● **Task details**
Every line below that holds the string "systems" should be copied out.

● **Input for this task**
%%

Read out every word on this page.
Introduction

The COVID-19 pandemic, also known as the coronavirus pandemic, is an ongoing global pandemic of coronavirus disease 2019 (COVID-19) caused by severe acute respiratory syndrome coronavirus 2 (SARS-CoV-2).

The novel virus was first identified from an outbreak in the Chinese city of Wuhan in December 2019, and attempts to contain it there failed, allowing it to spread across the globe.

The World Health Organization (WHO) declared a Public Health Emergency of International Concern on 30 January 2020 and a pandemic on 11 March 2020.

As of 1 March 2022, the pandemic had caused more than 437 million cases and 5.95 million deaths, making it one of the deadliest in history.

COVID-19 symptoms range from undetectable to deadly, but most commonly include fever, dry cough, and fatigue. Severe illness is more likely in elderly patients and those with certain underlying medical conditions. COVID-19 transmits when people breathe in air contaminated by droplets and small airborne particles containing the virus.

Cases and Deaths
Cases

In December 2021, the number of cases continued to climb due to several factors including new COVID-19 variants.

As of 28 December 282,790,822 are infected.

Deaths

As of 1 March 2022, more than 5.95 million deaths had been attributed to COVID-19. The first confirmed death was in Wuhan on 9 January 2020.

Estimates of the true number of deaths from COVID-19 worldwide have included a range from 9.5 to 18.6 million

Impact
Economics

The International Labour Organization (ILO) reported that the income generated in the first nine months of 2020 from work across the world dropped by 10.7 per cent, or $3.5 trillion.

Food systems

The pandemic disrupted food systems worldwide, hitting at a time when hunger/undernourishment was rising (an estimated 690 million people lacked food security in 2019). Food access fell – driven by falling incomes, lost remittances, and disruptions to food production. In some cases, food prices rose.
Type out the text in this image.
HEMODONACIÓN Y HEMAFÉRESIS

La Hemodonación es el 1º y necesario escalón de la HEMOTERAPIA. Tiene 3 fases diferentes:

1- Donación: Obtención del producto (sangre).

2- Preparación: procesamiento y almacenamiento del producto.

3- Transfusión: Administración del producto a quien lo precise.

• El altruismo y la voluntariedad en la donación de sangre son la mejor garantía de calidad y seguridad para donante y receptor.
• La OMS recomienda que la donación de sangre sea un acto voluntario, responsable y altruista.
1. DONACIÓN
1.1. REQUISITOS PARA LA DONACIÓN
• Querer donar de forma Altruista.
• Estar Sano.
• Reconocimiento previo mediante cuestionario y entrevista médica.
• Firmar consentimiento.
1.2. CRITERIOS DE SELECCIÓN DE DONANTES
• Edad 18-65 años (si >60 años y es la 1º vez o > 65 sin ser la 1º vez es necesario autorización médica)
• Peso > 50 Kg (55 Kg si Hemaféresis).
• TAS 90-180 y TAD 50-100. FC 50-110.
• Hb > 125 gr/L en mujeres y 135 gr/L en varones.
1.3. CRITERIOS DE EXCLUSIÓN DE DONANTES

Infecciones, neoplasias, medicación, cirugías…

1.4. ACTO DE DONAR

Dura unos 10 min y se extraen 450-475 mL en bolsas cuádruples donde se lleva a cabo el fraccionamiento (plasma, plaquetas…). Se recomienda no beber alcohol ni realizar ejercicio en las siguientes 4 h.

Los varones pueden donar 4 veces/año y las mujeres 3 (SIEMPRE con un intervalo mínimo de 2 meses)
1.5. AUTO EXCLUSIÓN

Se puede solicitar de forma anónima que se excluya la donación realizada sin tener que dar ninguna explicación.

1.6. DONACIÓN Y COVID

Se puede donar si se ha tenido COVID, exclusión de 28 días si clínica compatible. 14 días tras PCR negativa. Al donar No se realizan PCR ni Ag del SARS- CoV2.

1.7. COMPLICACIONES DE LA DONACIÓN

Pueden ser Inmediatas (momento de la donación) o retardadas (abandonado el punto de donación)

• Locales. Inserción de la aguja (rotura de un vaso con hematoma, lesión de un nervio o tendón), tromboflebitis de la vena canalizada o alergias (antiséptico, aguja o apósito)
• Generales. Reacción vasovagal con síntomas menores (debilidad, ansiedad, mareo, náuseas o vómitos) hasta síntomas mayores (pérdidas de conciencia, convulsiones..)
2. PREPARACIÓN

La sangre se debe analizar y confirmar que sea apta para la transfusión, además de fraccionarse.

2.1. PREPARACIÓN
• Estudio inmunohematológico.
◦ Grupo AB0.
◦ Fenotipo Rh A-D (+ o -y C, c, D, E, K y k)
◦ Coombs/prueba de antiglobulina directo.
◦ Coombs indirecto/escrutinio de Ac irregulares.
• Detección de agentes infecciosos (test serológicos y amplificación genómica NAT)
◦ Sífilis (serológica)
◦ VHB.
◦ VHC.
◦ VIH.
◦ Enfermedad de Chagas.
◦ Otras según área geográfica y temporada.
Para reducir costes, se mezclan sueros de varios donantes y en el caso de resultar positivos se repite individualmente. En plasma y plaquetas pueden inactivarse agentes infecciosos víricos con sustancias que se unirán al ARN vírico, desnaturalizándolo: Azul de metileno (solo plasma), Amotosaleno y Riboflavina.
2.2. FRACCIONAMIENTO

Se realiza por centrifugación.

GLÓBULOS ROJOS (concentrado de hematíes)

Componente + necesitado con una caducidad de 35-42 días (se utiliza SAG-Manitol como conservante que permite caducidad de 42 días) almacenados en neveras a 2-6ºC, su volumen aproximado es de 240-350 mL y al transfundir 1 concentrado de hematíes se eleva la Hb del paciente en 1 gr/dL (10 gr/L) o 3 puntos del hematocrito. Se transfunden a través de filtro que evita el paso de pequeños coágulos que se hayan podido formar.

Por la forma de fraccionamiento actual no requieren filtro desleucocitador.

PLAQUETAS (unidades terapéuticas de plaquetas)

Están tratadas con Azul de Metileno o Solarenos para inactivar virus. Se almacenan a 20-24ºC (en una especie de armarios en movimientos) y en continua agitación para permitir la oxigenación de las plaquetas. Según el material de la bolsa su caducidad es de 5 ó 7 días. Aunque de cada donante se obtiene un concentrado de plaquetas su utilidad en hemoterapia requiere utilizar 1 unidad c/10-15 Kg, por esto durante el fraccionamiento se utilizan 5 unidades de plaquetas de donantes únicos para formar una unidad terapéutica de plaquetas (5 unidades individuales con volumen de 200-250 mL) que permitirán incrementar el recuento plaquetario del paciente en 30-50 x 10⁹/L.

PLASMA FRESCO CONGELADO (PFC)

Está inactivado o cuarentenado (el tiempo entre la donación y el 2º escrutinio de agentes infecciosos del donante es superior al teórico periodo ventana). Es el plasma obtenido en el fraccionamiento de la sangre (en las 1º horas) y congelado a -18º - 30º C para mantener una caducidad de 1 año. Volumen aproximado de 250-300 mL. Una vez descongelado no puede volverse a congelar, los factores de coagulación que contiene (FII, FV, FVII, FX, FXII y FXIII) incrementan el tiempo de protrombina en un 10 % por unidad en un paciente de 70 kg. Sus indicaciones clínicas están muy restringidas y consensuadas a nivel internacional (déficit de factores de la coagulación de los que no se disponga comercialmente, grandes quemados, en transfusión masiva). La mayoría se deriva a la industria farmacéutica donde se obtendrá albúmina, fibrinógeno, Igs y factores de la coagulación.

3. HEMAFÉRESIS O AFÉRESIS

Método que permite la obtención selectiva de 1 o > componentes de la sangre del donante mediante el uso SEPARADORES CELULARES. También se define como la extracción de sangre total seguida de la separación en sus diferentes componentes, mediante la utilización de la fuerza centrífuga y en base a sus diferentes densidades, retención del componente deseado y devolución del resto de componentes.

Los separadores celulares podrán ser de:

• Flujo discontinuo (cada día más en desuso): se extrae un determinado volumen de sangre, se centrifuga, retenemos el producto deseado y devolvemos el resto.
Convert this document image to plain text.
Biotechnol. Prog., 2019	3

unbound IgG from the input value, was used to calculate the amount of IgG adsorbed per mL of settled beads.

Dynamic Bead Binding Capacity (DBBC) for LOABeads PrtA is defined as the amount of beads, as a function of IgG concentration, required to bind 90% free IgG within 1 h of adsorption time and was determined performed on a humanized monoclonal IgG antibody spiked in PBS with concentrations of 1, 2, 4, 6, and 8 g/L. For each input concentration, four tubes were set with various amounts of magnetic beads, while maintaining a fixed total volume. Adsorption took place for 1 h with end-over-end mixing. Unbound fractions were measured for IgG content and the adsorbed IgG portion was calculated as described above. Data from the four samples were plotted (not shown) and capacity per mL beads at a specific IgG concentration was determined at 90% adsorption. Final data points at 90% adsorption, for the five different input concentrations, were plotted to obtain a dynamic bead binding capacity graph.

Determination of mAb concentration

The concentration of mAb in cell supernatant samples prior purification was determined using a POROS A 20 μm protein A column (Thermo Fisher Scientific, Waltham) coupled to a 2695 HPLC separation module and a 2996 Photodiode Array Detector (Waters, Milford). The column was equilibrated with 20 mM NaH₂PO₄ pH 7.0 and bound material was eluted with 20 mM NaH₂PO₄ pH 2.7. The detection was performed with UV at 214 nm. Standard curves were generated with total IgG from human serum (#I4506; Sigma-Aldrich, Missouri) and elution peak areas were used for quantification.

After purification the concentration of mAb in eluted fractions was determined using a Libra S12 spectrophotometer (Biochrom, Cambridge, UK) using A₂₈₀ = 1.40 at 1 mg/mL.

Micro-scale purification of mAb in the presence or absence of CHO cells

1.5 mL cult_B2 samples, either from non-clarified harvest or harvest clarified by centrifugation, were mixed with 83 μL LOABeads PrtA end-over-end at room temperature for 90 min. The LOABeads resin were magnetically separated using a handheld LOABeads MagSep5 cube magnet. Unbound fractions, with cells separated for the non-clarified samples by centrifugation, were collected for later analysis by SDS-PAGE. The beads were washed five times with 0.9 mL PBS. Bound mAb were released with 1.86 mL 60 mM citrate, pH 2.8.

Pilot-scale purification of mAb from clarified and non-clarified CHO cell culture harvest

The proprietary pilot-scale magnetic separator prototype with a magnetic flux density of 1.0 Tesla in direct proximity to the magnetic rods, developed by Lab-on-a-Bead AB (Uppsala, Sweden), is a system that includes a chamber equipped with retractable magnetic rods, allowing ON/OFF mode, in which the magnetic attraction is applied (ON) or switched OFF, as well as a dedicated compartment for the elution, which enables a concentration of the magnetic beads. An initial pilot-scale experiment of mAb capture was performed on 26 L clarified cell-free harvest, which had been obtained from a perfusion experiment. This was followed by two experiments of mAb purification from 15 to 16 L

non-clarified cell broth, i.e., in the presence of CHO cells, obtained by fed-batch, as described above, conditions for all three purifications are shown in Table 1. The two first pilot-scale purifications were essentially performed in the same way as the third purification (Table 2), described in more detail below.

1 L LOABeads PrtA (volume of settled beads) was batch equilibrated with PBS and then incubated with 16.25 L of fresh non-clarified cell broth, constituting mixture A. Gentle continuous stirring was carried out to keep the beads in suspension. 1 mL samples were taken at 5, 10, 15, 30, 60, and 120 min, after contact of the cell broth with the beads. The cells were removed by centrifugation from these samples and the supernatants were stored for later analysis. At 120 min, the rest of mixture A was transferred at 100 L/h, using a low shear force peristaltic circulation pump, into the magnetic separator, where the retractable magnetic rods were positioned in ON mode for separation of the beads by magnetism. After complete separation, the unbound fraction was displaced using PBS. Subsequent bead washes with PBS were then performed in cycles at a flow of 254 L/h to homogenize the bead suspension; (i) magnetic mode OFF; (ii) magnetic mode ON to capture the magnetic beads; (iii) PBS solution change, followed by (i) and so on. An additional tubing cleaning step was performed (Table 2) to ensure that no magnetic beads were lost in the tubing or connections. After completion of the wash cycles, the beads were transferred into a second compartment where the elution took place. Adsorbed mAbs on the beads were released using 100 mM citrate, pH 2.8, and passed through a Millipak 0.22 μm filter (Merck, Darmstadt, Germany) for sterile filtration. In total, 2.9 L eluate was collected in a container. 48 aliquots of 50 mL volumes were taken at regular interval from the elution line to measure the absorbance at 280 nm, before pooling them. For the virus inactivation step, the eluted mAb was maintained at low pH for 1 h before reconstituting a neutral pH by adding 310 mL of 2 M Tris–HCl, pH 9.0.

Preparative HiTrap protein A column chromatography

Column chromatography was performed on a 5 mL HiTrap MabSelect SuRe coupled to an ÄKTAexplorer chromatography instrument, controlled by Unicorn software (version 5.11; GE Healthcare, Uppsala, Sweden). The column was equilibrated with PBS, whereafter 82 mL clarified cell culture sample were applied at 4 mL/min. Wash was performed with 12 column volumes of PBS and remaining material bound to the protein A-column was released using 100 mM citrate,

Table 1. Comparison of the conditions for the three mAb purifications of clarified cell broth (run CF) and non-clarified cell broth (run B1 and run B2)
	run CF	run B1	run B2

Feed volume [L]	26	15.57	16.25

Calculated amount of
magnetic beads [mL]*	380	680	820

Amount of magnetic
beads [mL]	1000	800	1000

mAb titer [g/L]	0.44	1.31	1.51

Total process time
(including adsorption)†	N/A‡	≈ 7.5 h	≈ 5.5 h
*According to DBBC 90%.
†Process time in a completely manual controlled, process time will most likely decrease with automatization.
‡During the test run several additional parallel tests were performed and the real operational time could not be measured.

%%

● **Written response**
Food systems
The pandemic disrupted food systems worldwide, hitting at a time when hunger/undernourishment was rising (an estimated 690 million people lacked food security in 2019). Food access fell – driven by falling incomes, lost remittances, and disruptions to food production. In some cases, food prices rose.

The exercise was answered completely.